━━━ Stored rows

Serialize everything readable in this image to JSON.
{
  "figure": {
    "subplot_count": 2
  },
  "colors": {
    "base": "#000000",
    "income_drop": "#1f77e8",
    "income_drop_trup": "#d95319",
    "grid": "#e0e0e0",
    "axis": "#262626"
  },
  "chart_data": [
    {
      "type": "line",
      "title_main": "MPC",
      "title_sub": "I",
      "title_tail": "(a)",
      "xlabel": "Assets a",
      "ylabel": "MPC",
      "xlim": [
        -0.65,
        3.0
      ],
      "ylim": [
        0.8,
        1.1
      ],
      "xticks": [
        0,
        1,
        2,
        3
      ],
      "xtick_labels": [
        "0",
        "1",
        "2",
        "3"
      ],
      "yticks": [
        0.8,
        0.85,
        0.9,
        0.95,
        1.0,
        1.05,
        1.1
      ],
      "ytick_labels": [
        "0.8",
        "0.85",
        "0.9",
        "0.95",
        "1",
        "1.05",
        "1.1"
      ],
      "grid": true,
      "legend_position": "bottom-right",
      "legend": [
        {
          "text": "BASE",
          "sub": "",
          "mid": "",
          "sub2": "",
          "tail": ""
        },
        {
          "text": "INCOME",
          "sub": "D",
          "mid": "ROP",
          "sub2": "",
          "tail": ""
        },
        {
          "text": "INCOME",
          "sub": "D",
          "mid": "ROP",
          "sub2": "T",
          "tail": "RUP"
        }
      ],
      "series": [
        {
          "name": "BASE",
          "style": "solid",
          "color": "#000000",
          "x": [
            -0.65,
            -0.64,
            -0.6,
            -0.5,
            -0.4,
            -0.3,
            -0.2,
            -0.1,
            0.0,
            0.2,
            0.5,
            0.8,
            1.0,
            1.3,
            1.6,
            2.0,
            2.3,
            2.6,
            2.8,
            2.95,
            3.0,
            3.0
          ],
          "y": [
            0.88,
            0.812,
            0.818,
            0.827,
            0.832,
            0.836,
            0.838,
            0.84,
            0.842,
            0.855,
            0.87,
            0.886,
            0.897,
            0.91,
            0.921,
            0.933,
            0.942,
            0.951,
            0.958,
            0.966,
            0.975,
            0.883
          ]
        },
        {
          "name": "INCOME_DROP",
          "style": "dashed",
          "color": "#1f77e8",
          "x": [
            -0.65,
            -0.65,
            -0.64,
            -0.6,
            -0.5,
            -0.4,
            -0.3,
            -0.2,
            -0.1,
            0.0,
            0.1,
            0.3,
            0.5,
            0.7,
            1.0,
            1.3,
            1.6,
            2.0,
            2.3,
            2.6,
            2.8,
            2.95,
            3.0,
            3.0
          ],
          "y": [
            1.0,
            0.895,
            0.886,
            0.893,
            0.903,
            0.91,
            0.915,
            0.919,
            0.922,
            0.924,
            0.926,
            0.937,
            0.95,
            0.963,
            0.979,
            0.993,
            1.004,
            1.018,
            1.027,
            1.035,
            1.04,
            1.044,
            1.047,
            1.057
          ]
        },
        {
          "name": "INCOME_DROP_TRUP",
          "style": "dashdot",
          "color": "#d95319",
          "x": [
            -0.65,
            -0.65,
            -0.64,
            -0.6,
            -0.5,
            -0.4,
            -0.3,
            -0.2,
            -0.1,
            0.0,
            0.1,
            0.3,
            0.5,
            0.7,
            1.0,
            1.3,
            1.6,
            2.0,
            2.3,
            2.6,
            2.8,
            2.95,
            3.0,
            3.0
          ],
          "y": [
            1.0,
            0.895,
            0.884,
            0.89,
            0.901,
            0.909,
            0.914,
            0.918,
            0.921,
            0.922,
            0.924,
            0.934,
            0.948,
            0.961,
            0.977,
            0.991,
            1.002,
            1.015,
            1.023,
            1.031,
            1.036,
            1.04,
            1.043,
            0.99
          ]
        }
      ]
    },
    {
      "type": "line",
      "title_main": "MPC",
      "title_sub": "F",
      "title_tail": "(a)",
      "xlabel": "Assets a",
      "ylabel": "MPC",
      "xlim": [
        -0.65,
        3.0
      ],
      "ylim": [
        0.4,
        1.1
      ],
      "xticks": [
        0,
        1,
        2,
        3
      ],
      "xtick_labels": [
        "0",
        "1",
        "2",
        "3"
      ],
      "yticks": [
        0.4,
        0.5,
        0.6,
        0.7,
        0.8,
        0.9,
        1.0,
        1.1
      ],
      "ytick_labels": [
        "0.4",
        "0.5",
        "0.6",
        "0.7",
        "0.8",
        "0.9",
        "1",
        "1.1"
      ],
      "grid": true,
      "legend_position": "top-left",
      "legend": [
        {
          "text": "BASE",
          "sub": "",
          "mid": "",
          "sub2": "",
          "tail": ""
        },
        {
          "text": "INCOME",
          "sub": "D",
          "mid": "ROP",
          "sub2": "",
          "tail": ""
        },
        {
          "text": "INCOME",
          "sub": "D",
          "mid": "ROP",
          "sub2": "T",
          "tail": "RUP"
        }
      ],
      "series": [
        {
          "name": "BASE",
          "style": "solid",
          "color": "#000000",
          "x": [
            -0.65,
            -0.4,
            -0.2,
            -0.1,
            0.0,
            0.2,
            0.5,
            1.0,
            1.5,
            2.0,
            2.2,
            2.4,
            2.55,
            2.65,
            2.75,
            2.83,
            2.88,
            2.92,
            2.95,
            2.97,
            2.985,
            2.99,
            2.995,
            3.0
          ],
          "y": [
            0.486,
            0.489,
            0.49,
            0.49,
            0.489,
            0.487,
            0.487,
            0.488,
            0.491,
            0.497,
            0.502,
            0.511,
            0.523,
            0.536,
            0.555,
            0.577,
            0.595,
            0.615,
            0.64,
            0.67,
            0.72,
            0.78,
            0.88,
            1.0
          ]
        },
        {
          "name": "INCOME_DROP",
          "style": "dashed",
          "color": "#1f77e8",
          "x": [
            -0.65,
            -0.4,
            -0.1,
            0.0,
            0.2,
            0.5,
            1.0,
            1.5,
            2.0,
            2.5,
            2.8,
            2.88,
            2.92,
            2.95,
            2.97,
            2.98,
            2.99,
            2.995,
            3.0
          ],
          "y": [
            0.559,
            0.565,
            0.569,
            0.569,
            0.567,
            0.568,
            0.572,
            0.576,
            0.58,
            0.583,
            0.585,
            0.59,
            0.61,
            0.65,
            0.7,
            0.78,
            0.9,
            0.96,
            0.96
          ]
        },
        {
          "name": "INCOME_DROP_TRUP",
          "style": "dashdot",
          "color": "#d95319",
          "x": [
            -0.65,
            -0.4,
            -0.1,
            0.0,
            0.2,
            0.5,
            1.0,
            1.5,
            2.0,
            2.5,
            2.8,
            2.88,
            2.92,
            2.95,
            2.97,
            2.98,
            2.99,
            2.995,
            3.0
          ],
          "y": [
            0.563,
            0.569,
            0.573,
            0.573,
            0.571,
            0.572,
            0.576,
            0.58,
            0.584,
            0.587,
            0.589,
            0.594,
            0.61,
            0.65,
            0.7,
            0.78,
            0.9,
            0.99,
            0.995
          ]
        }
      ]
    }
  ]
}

━━━━━━

The full set of records should be duplicated exactly.

Full answer
Serialize everything readable in this image to JSON.
{
  "figure": {
    "subplot_count": 2
  },
  "colors": {
    "base": "#000000",
    "income_drop": "#1f77e8",
    "income_drop_trup": "#d95319",
    "grid": "#e0e0e0",
    "axis": "#262626"
  },
  "chart_data": [
    {
      "type": "line",
      "title_main": "MPC",
      "title_sub": "I",
      "title_tail": "(a)",
      "xlabel": "Assets a",
      "ylabel": "MPC",
      "xlim": [
        -0.65,
        3.0
      ],
      "ylim": [
        0.8,
        1.1
      ],
      "xticks": [
        0,
        1,
        2,
        3
      ],
      "xtick_labels": [
        "0",
        "1",
        "2",
        "3"
      ],
      "yticks": [
        0.8,
        0.85,
        0.9,
        0.95,
        1.0,
        1.05,
        1.1
      ],
      "ytick_labels": [
        "0.8",
        "0.85",
        "0.9",
        "0.95",
        "1",
        "1.05",
        "1.1"
      ],
      "grid": true,
      "legend_position": "bottom-right",
      "legend": [
        {
          "text": "BASE",
          "sub": "",
          "mid": "",
          "sub2": "",
          "tail": ""
        },
        {
          "text": "INCOME",
          "sub": "D",
          "mid": "ROP",
          "sub2": "",
          "tail": ""
        },
        {
          "text": "INCOME",
          "sub": "D",
          "mid": "ROP",
          "sub2": "T",
          "tail": "RUP"
        }
      ],
      "series": [
        {
          "name": "BASE",
          "style": "solid",
          "color": "#000000",
          "x": [
            -0.65,
            -0.64,
            -0.6,
            -0.5,
            -0.4,
            -0.3,
            -0.2,
            -0.1,
            0.0,
            0.2,
            0.5,
            0.8,
            1.0,
            1.3,
            1.6,
            2.0,
            2.3,
            2.6,
            2.8,
            2.95,
            3.0,
            3.0
          ],
          "y": [
            0.88,
            0.812,
            0.818,
            0.827,
            0.832,
            0.836,
            0.838,
            0.84,
            0.842,
            0.855,
            0.87,
            0.886,
            0.897,
            0.91,
            0.921,
            0.933,
            0.942,
            0.951,
            0.958,
            0.966,
            0.975,
            0.883
          ]
        },
        {
          "name": "INCOME_DROP",
          "style": "dashed",
          "color": "#1f77e8",
          "x": [
            -0.65,
            -0.65,
            -0.64,
            -0.6,
            -0.5,
            -0.4,
            -0.3,
            -0.2,
            -0.1,
            0.0,
            0.1,
            0.3,
            0.5,
            0.7,
            1.0,
            1.3,
            1.6,
            2.0,
            2.3,
            2.6,
            2.8,
            2.95,
            3.0,
            3.0
          ],
          "y": [
            1.0,
            0.895,
            0.886,
            0.893,
            0.903,
            0.91,
            0.915,
            0.919,
            0.922,
            0.924,
            0.926,
            0.937,
            0.95,
            0.963,
            0.979,
            0.993,
            1.004,
            1.018,
            1.027,
            1.035,
            1.04,
            1.044,
            1.047,
            1.057
          ]
        },
        {
          "name": "INCOME_DROP_TRUP",
          "style": "dashdot",
          "color": "#d95319",
          "x": [
            -0.65,
            -0.65,
            -0.64,
            -0.6,
            -0.5,
            -0.4,
            -0.3,
            -0.2,
            -0.1,
            0.0,
            0.1,
            0.3,
            0.5,
            0.7,
            1.0,
            1.3,
            1.6,
            2.0,
            2.3,
            2.6,
            2.8,
            2.95,
            3.0,
            3.0
          ],
          "y": [
            1.0,
            0.895,
            0.884,
            0.89,
            0.901,
            0.909,
            0.914,
            0.918,
            0.921,
            0.922,
            0.924,
            0.934,
            0.948,
            0.961,
            0.977,
            0.991,
            1.002,
            1.015,
            1.023,
            1.031,
            1.036,
            1.04,
            1.043,
            0.99
          ]
        }
      ]
    },
    {
      "type": "line",
      "title_main": "MPC",
      "title_sub": "F",
      "title_tail": "(a)",
      "xlabel": "Assets a",
      "ylabel": "MPC",
      "xlim": [
        -0.65,
        3.0
      ],
      "ylim": [
        0.4,
        1.1
      ],
      "xticks": [
        0,
        1,
        2,
        3
      ],
      "xtick_labels": [
        "0",
        "1",
        "2",
        "3"
      ],
      "yticks": [
        0.4,
        0.5,
        0.6,
        0.7,
        0.8,
        0.9,
        1.0,
        1.1
      ],
      "ytick_labels": [
        "0.4",
        "0.5",
        "0.6",
        "0.7",
        "0.8",
        "0.9",
        "1",
        "1.1"
      ],
      "grid": true,
      "legend_position": "top-left",
      "legend": [
        {
          "text": "BASE",
          "sub": "",
          "mid": "",
          "sub2": "",
          "tail": ""
        },
        {
          "text": "INCOME",
          "sub": "D",
          "mid": "ROP",
          "sub2": "",
          "tail": ""
        },
        {
          "text": "INCOME",
          "sub": "D",
          "mid": "ROP",
          "sub2": "T",
          "tail": "RUP"
        }
      ],
      "series": [
        {
          "name": "BASE",
          "style": "solid",
          "color": "#000000",
          "x": [
            -0.65,
            -0.4,
            -0.2,
            -0.1,
            0.0,
            0.2,
            0.5,
            1.0,
            1.5,
            2.0,
            2.2,
            2.4,
            2.55,
            2.65,
            2.75,
            2.83,
            2.88,
            2.92,
            2.95,
            2.97,
            2.985,
            2.99,
            2.995,
            3.0
          ],
          "y": [
            0.486,
            0.489,
            0.49,
            0.49,
            0.489,
            0.487,
            0.487,
            0.488,
            0.491,
            0.497,
            0.502,
            0.511,
            0.523,
            0.536,
            0.555,
            0.577,
            0.595,
            0.615,
            0.64,
            0.67,
            0.72,
            0.78,
            0.88,
            1.0
          ]
        },
        {
          "name": "INCOME_DROP",
          "style": "dashed",
          "color": "#1f77e8",
          "x": [
            -0.65,
            -0.4,
            -0.1,
            0.0,
            0.2,
            0.5,
            1.0,
            1.5,
            2.0,
            2.5,
            2.8,
            2.88,
            2.92,
            2.95,
            2.97,
            2.98,
            2.99,
            2.995,
            3.0
          ],
          "y": [
            0.559,
            0.565,
            0.569,
            0.569,
            0.567,
            0.568,
            0.572,
            0.576,
            0.58,
            0.583,
            0.585,
            0.59,
            0.61,
            0.65,
            0.7,
            0.78,
            0.9,
            0.96,
            0.96
          ]
        },
        {
          "name": "INCOME_DROP_TRUP",
          "style": "dashdot",
          "color": "#d95319",
          "x": [
            -0.65,
            -0.4,
            -0.1,
            0.0,
            0.2,
            0.5,
            1.0,
            1.5,
            2.0,
            2.5,
            2.8,
            2.88,
            2.92,
            2.95,
            2.97,
            2.98,
            2.99,
            2.995,
            3.0
          ],
          "y": [
            0.563,
            0.569,
            0.573,
            0.573,
            0.571,
            0.572,
            0.576,
            0.58,
            0.584,
            0.587,
            0.589,
            0.594,
            0.61,
            0.65,
            0.7,
            0.78,
            0.9,
            0.99,
            0.995
          ]
        }
      ]
    }
  ]
}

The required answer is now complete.